• AIM
Copy every record below exactly.
┄┄┄┄┄┄┄┄┄┄
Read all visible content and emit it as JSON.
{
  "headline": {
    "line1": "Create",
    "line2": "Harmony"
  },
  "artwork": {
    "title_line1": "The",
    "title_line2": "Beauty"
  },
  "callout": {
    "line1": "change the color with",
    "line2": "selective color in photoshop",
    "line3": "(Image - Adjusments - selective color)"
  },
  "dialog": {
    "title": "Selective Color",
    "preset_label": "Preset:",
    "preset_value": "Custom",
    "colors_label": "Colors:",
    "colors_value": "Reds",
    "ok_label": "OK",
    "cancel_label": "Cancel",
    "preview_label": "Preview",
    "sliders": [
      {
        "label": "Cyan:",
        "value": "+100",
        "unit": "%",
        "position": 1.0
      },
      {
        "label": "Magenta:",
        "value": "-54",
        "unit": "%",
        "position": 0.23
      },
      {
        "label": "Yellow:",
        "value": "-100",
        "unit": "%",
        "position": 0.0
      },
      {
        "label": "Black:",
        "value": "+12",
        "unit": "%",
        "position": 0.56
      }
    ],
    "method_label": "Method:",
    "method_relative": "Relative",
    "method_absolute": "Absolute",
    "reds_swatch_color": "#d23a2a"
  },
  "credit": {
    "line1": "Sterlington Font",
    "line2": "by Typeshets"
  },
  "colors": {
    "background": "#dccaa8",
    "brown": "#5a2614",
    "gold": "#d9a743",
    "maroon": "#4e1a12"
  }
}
┄┄┄┄┄┄┄┄┄┄
• EXERCISE RESPONSE
Read all visible content and emit it as JSON.
{
  "headline": {
    "line1": "Create",
    "line2": "Harmony"
  },
  "artwork": {
    "title_line1": "The",
    "title_line2": "Beauty"
  },
  "callout": {
    "line1": "change the color with",
    "line2": "selective color in photoshop",
    "line3": "(Image - Adjusments - selective color)"
  },
  "dialog": {
    "title": "Selective Color",
    "preset_label": "Preset:",
    "preset_value": "Custom",
    "colors_label": "Colors:",
    "colors_value": "Reds",
    "ok_label": "OK",
    "cancel_label": "Cancel",
    "preview_label": "Preview",
    "sliders": [
      {
        "label": "Cyan:",
        "value": "+100",
        "unit": "%",
        "position": 1.0
      },
      {
        "label": "Magenta:",
        "value": "-54",
        "unit": "%",
        "position": 0.23
      },
      {
        "label": "Yellow:",
        "value": "-100",
        "unit": "%",
        "position": 0.0
      },
      {
        "label": "Black:",
        "value": "+12",
        "unit": "%",
        "position": 0.56
      }
    ],
    "method_label": "Method:",
    "method_relative": "Relative",
    "method_absolute": "Absolute",
    "reds_swatch_color": "#d23a2a"
  },
  "credit": {
    "line1": "Sterlington Font",
    "line2": "by Typeshets"
  },
  "colors": {
    "background": "#dccaa8",
    "brown": "#5a2614",
    "gold": "#d9a743",
    "maroon": "#4e1a12"
  }
}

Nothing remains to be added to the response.